>> Start RAW DATA

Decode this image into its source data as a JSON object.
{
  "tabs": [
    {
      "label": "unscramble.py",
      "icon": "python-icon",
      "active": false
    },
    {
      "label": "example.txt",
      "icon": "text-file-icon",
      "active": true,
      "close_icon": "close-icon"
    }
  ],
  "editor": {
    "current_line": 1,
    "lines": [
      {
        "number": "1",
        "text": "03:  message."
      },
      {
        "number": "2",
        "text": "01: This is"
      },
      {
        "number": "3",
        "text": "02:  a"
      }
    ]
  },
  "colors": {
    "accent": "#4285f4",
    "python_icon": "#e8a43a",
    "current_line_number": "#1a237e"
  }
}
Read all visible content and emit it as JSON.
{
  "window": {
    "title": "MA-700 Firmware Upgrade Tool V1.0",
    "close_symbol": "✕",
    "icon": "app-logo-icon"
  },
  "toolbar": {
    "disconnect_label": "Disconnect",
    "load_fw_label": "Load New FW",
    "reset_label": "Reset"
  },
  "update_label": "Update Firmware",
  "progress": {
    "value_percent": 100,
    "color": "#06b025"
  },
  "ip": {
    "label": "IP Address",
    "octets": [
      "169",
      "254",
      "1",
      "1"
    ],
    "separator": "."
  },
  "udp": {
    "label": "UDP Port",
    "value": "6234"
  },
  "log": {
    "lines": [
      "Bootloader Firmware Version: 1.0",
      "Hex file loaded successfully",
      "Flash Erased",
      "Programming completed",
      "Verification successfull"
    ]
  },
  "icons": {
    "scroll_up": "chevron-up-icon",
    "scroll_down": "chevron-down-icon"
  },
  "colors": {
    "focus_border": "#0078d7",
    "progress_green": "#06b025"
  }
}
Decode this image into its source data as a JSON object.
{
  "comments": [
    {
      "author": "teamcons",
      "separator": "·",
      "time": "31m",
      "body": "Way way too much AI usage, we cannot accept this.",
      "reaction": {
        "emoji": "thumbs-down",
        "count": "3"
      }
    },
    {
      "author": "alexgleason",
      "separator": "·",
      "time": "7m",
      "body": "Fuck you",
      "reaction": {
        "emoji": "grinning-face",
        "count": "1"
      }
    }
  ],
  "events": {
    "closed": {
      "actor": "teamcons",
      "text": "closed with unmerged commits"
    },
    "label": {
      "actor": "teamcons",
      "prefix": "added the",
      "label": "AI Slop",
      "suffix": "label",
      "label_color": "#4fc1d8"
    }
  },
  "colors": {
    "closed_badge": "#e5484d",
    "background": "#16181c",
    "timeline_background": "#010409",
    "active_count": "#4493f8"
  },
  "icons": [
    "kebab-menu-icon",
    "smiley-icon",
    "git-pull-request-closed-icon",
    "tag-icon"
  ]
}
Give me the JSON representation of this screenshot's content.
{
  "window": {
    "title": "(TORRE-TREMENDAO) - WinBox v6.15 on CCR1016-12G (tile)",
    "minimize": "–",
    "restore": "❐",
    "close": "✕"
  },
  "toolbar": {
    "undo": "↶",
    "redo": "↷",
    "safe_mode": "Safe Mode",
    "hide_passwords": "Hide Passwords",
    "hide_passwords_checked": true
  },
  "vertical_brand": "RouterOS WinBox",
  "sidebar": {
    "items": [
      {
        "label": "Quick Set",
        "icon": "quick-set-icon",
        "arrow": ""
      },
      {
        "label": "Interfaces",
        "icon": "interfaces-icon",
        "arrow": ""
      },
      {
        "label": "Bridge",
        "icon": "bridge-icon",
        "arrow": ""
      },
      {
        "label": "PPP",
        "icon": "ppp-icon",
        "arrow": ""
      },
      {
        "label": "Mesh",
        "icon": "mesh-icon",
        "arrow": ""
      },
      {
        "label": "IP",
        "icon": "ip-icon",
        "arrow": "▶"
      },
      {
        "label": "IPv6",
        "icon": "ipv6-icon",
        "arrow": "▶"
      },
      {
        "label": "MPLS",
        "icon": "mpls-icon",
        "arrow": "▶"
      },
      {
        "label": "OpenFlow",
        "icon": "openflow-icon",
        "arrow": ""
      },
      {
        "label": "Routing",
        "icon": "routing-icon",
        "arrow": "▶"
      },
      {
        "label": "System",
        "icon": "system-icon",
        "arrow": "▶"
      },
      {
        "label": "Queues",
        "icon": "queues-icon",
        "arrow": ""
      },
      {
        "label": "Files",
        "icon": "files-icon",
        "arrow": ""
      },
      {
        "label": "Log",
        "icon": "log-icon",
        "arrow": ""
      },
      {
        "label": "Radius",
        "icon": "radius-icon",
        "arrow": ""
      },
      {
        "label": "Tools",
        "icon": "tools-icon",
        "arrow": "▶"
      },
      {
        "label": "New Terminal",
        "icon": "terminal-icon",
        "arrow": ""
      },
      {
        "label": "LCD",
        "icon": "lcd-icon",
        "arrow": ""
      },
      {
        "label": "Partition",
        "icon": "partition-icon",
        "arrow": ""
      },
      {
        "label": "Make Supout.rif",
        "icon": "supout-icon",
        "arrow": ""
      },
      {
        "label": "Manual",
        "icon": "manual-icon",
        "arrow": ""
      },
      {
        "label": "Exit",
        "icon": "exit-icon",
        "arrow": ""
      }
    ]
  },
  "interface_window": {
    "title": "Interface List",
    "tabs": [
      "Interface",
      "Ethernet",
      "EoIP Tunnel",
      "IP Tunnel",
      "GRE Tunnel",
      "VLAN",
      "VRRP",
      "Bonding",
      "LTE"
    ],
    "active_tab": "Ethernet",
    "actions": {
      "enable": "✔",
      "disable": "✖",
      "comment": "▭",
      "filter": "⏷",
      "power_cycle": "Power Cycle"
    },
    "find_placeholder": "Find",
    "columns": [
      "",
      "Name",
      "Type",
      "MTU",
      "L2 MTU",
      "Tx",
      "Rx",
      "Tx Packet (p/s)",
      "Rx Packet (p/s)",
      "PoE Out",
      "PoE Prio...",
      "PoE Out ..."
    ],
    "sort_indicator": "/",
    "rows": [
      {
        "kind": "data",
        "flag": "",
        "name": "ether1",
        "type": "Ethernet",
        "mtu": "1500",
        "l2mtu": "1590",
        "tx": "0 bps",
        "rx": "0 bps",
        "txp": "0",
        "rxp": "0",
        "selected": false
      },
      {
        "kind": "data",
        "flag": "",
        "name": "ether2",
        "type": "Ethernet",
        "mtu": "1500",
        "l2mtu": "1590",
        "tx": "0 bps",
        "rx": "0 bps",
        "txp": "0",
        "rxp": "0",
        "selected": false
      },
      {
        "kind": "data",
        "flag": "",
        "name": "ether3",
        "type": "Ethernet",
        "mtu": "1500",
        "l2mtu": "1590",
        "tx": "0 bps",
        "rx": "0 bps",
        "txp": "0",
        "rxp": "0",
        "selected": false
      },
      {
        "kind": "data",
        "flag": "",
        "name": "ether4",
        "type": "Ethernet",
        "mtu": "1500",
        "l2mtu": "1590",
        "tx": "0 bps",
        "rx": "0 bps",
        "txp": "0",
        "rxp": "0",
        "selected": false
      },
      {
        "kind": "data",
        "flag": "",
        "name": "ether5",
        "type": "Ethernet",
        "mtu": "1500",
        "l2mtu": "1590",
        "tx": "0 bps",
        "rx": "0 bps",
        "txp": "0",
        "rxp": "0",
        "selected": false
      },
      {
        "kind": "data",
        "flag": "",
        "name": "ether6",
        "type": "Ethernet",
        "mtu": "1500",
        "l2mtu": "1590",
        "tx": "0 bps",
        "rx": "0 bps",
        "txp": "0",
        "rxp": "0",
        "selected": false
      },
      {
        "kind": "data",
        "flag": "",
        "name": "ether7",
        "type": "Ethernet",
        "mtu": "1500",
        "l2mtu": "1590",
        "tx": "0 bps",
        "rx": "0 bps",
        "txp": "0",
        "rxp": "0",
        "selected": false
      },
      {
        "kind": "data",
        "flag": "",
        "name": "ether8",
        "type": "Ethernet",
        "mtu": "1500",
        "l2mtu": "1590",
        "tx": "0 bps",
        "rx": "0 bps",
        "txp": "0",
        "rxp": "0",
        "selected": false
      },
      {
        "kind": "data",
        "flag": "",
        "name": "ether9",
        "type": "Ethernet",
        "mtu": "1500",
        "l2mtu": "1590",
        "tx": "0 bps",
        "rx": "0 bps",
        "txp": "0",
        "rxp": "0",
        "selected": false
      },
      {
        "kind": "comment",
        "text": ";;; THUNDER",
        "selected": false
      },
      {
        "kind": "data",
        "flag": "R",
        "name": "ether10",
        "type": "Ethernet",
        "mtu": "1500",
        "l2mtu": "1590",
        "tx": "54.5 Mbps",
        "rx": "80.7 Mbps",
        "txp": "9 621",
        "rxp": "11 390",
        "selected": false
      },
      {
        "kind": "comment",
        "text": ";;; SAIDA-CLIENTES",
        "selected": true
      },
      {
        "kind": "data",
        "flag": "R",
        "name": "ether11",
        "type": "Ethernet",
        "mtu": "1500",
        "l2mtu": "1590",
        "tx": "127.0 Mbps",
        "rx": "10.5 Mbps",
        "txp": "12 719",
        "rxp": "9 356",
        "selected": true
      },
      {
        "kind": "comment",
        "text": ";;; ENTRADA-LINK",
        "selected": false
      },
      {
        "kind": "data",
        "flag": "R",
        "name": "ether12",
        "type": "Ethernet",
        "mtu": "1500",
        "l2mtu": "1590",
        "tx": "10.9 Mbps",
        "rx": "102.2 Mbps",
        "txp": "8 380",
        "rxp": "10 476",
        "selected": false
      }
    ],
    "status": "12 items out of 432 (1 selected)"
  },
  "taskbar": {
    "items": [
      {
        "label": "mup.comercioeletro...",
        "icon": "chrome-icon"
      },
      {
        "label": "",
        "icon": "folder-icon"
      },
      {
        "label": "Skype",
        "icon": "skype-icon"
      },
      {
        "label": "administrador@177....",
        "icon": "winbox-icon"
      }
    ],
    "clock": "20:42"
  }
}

>> End RAW DATA

[REQUIRED TASK] From the listing above, return each line with the word "author".

[SOLUTION FOR THIS PROBLEM]
      "author": "teamcons",
      "author": "alexgleason",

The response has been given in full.